▶ _Short problem_
Scan each line of the records for the word "toasted" and extract the ones that have it.

---------- Data shown

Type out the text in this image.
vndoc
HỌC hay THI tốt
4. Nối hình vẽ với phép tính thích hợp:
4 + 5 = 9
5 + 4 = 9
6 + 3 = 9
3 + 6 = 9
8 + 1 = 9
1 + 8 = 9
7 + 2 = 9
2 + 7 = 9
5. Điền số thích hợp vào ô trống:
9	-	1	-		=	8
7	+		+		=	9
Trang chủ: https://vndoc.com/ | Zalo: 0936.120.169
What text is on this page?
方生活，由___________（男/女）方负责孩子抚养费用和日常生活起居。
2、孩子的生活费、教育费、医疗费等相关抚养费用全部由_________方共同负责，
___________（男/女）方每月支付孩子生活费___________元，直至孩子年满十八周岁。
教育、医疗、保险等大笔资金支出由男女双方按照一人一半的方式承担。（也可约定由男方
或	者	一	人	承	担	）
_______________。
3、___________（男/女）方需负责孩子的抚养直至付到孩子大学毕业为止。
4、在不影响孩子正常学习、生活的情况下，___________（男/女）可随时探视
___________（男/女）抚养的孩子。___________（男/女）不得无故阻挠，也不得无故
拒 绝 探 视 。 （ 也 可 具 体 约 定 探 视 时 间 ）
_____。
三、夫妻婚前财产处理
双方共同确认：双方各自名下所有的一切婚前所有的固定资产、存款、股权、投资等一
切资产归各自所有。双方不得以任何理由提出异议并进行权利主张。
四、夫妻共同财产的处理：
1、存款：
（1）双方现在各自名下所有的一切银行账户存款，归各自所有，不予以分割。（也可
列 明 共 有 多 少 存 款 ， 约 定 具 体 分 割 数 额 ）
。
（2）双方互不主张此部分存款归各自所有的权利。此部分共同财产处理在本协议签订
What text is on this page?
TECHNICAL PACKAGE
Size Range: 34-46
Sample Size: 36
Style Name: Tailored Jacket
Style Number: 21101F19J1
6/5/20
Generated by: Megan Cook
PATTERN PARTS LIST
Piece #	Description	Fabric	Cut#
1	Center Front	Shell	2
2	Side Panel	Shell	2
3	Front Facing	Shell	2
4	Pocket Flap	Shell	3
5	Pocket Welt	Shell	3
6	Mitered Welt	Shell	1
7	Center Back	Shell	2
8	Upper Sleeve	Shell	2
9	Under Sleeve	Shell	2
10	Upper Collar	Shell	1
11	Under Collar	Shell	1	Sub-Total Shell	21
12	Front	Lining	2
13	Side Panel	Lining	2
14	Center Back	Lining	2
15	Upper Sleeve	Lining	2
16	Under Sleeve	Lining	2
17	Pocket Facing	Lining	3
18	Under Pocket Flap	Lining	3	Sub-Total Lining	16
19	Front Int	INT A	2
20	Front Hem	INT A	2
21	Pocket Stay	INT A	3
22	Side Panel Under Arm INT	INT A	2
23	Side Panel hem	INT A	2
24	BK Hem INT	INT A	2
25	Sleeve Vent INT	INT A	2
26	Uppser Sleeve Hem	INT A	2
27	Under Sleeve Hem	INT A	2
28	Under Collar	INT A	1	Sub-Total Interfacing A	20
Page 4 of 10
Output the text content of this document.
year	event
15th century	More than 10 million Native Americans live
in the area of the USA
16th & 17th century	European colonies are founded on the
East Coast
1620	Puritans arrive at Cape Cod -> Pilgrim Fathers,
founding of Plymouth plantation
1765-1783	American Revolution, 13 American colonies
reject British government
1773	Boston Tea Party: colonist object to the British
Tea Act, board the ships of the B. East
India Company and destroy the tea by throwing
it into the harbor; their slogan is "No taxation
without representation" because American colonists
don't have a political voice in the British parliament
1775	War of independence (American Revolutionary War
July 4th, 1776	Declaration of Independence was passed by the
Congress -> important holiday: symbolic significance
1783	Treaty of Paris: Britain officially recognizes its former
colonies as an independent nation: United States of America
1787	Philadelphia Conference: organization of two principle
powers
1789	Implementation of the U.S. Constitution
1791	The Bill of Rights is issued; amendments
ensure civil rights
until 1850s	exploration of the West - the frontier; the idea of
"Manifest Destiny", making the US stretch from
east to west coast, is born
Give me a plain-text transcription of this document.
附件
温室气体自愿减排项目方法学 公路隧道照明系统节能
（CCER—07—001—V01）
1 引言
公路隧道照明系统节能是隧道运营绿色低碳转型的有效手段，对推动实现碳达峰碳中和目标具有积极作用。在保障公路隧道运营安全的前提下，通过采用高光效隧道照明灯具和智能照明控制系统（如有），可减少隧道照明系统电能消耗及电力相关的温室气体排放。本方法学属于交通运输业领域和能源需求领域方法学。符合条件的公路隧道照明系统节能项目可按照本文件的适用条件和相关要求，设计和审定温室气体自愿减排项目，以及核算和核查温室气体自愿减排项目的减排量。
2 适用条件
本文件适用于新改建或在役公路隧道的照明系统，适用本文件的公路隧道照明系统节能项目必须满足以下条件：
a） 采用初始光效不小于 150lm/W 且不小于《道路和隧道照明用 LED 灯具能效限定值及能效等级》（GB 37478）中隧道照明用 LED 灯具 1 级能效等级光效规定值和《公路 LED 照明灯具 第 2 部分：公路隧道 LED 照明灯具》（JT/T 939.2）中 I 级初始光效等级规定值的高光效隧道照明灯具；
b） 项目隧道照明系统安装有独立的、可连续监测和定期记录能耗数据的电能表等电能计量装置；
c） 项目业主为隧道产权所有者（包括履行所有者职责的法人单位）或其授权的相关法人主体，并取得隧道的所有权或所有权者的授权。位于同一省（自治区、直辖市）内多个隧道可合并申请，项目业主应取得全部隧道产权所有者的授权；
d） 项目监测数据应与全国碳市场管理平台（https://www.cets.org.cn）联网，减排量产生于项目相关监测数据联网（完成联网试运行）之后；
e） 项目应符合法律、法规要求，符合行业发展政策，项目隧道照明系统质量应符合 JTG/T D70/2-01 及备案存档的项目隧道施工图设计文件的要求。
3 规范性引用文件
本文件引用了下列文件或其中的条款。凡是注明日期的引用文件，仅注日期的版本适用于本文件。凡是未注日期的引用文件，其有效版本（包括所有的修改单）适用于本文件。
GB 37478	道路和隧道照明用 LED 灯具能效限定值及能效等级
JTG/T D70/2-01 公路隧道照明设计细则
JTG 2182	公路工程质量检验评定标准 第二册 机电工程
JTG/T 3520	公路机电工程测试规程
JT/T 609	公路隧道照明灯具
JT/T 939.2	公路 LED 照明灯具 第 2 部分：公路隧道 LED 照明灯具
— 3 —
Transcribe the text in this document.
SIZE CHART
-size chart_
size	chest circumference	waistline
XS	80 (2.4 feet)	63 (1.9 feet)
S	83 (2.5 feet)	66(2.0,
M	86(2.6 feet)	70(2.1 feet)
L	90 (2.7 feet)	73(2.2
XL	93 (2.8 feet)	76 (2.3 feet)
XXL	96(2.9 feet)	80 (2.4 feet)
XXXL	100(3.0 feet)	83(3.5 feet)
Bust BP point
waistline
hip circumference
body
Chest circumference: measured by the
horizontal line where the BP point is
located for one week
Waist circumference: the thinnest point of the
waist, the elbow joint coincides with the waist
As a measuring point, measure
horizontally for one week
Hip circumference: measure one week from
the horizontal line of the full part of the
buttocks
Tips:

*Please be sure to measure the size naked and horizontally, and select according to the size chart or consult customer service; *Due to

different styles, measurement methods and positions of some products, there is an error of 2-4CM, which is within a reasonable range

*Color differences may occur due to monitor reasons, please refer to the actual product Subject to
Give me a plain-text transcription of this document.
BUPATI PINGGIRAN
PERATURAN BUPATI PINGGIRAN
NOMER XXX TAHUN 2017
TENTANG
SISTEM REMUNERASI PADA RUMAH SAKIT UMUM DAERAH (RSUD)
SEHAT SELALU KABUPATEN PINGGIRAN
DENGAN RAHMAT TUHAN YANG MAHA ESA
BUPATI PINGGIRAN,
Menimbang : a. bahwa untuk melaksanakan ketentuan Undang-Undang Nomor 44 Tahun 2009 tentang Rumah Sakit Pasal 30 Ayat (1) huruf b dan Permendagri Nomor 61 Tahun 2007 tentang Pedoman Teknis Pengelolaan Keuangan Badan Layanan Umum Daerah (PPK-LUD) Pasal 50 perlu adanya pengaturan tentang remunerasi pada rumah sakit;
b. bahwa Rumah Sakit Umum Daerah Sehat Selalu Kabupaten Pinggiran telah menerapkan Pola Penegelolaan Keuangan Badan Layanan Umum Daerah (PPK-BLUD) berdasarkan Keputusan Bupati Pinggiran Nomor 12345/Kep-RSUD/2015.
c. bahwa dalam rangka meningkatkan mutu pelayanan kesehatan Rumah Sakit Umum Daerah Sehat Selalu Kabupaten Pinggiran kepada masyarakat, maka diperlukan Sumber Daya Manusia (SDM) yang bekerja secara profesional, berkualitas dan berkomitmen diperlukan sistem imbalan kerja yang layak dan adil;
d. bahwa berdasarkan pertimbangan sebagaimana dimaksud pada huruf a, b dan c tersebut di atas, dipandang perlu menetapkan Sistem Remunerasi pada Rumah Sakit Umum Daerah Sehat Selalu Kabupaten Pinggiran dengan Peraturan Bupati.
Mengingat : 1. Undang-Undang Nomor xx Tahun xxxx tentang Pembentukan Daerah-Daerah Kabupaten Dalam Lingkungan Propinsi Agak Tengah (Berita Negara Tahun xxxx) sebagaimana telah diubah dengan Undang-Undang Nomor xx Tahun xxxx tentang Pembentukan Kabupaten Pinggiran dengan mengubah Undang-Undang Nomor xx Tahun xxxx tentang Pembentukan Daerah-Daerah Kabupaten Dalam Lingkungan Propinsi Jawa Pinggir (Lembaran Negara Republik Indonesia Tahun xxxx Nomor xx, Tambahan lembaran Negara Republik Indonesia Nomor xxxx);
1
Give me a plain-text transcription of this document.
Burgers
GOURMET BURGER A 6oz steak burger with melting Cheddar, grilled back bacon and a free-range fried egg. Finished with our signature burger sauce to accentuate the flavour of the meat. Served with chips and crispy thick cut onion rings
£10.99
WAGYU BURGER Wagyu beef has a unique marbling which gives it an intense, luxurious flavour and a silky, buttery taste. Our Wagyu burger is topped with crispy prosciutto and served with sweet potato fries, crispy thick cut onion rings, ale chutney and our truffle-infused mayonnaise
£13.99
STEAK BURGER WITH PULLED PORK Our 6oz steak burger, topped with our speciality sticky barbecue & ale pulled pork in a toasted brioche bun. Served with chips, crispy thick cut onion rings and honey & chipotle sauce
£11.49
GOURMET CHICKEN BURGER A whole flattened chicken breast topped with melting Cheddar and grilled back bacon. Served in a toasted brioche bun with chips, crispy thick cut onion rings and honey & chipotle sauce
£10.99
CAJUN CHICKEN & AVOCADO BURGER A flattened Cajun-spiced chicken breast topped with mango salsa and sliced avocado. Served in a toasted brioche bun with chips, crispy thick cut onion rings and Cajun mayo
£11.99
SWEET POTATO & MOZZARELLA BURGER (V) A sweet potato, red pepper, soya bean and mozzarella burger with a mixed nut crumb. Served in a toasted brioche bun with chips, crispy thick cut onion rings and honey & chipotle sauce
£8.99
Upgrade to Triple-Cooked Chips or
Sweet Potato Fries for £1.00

--------------------

▶ _Correct response_
STEAK BURGER WITH PULLED PORK Our 6oz steak burger, topped with our speciality sticky barbecue & ale pulled pork in a toasted brioche bun. Served with chips, crispy thick cut onion rings and honey & chipotle sauce
GOURMET CHICKEN BURGER A whole flattened chicken breast topped with melting Cheddar and grilled back bacon. Served in a toasted brioche bun with chips, crispy thick cut onion rings and honey & chipotle sauce
CAJUN CHICKEN & AVOCADO BURGER A flattened Cajun-spiced chicken breast topped with mango salsa and sliced avocado. Served in a toasted brioche bun with chips, crispy thick cut onion rings and Cajun mayo
SWEET POTATO & MOZZARELLA BURGER (V) A sweet potato, red pepper, soya bean and mozzarella burger with a mixed nut crumb. Served in a toasted brioche bun with chips, crispy thick cut onion rings and honey & chipotle sauce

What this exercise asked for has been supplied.